Stated goal →
Return the data exactly, with all pictures removed.

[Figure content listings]
______

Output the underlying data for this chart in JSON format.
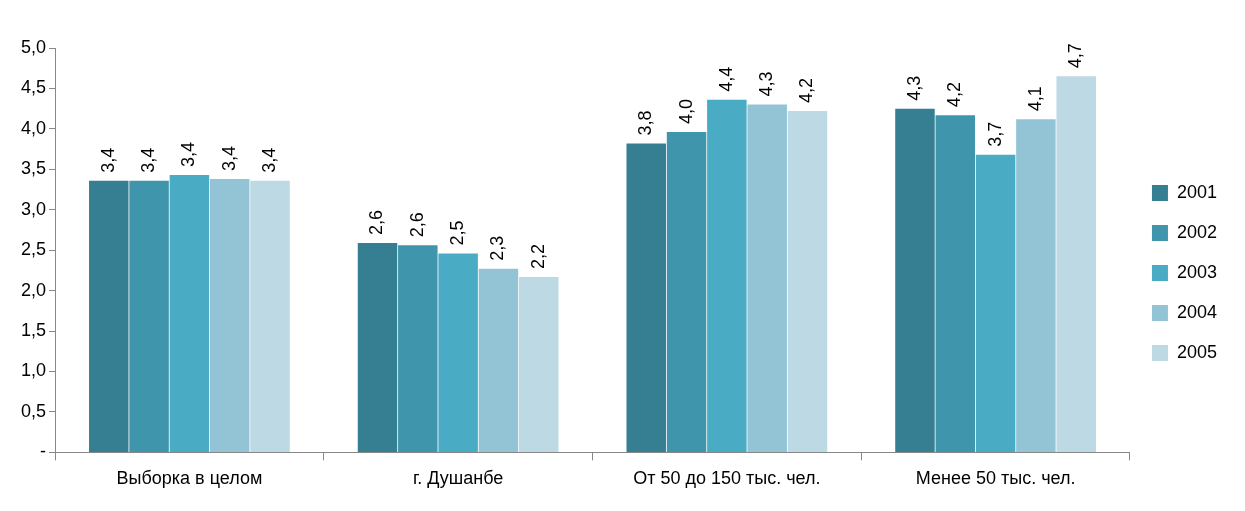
{
  "chart_data": {
    "type": "bar",
    "categories": [
      "Выборка в целом",
      "г. Душанбе",
      "От 50 до 150 тыс. чел.",
      "Менее 50 тыс. чел."
    ],
    "series": [
      {
        "name": "2001",
        "color": "#367f93",
        "values": [
          3.36,
          2.59,
          3.82,
          4.25
        ],
        "value_labels": [
          "3,4",
          "2,6",
          "3,8",
          "4,3"
        ]
      },
      {
        "name": "2002",
        "color": "#3f95ab",
        "values": [
          3.36,
          2.56,
          3.96,
          4.17
        ],
        "value_labels": [
          "3,4",
          "2,6",
          "4,0",
          "4,2"
        ]
      },
      {
        "name": "2003",
        "color": "#4aabc5",
        "values": [
          3.43,
          2.46,
          4.36,
          3.68
        ],
        "value_labels": [
          "3,4",
          "2,5",
          "4,4",
          "3,7"
        ]
      },
      {
        "name": "2004",
        "color": "#93c4d5",
        "values": [
          3.38,
          2.27,
          4.3,
          4.12
        ],
        "value_labels": [
          "3,4",
          "2,3",
          "4,3",
          "4,1"
        ]
      },
      {
        "name": "2005",
        "color": "#bcd9e4",
        "values": [
          3.36,
          2.17,
          4.22,
          4.65
        ],
        "value_labels": [
          "3,4",
          "2,2",
          "4,2",
          "4,7"
        ]
      }
    ],
    "ylim": [
      0,
      5
    ],
    "yticks": [
      {
        "value": 0,
        "label": "-"
      },
      {
        "value": 0.5,
        "label": "0,5"
      },
      {
        "value": 1,
        "label": "1,0"
      },
      {
        "value": 1.5,
        "label": "1,5"
      },
      {
        "value": 2,
        "label": "2,0"
      },
      {
        "value": 2.5,
        "label": "2,5"
      },
      {
        "value": 3,
        "label": "3,0"
      },
      {
        "value": 3.5,
        "label": "3,5"
      },
      {
        "value": 4,
        "label": "4,0"
      },
      {
        "value": 4.5,
        "label": "4,5"
      },
      {
        "value": 5,
        "label": "5,0"
      }
    ],
    "grid": false,
    "legend": "right"
  }
}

______

Task output →
Output the underlying data for this chart in JSON format.
{
  "chart_data": {
    "type": "bar",
    "categories": [
      "Выборка в целом",
      "г. Душанбе",
      "От 50 до 150 тыс. чел.",
      "Менее 50 тыс. чел."
    ],
    "series": [
      {
        "name": "2001",
        "color": "#367f93",
        "values": [
          3.36,
          2.59,
          3.82,
          4.25
        ],
        "value_labels": [
          "3,4",
          "2,6",
          "3,8",
          "4,3"
        ]
      },
      {
        "name": "2002",
        "color": "#3f95ab",
        "values": [
          3.36,
          2.56,
          3.96,
          4.17
        ],
        "value_labels": [
          "3,4",
          "2,6",
          "4,0",
          "4,2"
        ]
      },
      {
        "name": "2003",
        "color": "#4aabc5",
        "values": [
          3.43,
          2.46,
          4.36,
          3.68
        ],
        "value_labels": [
          "3,4",
          "2,5",
          "4,4",
          "3,7"
        ]
      },
      {
        "name": "2004",
        "color": "#93c4d5",
        "values": [
          3.38,
          2.27,
          4.3,
          4.12
        ],
        "value_labels": [
          "3,4",
          "2,3",
          "4,3",
          "4,1"
        ]
      },
      {
        "name": "2005",
        "color": "#bcd9e4",
        "values": [
          3.36,
          2.17,
          4.22,
          4.65
        ],
        "value_labels": [
          "3,4",
          "2,2",
          "4,2",
          "4,7"
        ]
      }
    ],
    "ylim": [
      0,
      5
    ],
    "yticks": [
      {
        "value": 0,
        "label": "-"
      },
      {
        "value": 0.5,
        "label": "0,5"
      },
      {
        "value": 1,
        "label": "1,0"
      },
      {
        "value": 1.5,
        "label": "1,5"
      },
      {
        "value": 2,
        "label": "2,0"
      },
      {
        "value": 2.5,
        "label": "2,5"
      },
      {
        "value": 3,
        "label": "3,0"
      },
      {
        "value": 3.5,
        "label": "3,5"
      },
      {
        "value": 4,
        "label": "4,0"
      },
      {
        "value": 4.5,
        "label": "4,5"
      },
      {
        "value": 5,
        "label": "5,0"
      }
    ],
    "grid": false,
    "legend": "right"
  }
}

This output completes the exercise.